# [Short problem]
Pull out from the material below all lines with "Landlord".

--- BEGIN Dataset rows ---

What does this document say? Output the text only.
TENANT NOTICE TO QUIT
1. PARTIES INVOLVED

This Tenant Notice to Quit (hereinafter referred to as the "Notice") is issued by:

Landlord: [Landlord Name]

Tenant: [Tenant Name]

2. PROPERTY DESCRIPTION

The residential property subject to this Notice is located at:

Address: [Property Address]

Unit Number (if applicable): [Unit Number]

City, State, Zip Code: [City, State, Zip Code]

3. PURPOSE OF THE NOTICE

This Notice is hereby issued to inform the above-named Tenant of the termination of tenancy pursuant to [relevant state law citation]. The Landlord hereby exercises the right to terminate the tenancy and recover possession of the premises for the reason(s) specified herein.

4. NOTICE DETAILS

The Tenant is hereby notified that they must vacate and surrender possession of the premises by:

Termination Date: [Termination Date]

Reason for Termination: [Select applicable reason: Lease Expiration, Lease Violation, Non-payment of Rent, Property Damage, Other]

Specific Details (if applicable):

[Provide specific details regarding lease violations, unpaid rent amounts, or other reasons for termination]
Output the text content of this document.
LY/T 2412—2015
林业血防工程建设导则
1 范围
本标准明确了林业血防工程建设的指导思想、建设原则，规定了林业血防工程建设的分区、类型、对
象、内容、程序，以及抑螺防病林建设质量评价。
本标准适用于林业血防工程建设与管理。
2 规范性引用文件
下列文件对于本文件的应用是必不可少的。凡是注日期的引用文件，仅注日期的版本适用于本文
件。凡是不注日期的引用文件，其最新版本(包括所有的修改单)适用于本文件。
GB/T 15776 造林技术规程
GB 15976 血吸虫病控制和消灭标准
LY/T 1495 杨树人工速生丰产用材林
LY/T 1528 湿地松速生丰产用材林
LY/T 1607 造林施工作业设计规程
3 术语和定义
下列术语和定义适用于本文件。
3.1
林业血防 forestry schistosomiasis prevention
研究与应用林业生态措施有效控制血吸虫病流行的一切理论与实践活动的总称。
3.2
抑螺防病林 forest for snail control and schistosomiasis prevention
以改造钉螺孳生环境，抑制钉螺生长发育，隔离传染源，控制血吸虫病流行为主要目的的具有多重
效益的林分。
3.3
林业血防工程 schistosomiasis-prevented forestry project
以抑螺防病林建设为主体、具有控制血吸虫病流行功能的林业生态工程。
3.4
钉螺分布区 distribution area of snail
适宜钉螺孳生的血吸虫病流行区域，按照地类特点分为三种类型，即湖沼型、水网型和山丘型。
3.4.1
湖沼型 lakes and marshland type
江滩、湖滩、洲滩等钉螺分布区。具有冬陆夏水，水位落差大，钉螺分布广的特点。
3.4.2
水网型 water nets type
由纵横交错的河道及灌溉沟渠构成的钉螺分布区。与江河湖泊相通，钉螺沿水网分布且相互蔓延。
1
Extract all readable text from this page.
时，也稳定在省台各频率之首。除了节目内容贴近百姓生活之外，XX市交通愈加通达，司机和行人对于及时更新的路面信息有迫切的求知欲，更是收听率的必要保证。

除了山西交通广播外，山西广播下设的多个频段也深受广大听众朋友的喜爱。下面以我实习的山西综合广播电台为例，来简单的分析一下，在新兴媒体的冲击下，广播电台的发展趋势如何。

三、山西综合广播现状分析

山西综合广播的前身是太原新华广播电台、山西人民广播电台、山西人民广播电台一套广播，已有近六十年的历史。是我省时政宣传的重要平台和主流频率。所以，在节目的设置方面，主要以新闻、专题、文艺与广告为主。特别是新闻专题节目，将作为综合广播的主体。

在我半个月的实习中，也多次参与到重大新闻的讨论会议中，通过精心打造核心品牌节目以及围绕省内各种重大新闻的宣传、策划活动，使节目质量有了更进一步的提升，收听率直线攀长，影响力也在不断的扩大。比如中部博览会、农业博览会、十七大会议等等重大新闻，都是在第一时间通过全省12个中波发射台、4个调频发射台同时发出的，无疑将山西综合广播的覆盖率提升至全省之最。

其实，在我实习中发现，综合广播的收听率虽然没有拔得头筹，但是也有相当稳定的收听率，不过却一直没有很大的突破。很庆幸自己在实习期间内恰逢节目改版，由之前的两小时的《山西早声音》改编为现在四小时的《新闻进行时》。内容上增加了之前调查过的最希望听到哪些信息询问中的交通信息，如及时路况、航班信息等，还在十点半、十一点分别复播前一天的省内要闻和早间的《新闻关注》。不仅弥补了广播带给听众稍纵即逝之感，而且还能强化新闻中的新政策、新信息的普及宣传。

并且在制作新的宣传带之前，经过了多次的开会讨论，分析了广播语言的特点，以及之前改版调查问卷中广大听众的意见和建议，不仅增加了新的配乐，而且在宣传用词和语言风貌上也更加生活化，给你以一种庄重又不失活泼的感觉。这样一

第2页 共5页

--- END Dataset rows ---

# [Exercise response]
Landlord: [Landlord Name]
This Notice is hereby issued to inform the above-named Tenant of the termination of tenancy pursuant to [relevant state law citation]. The Landlord hereby exercises the right to terminate the tenancy and recover possession of the premises for the reason(s) specified herein.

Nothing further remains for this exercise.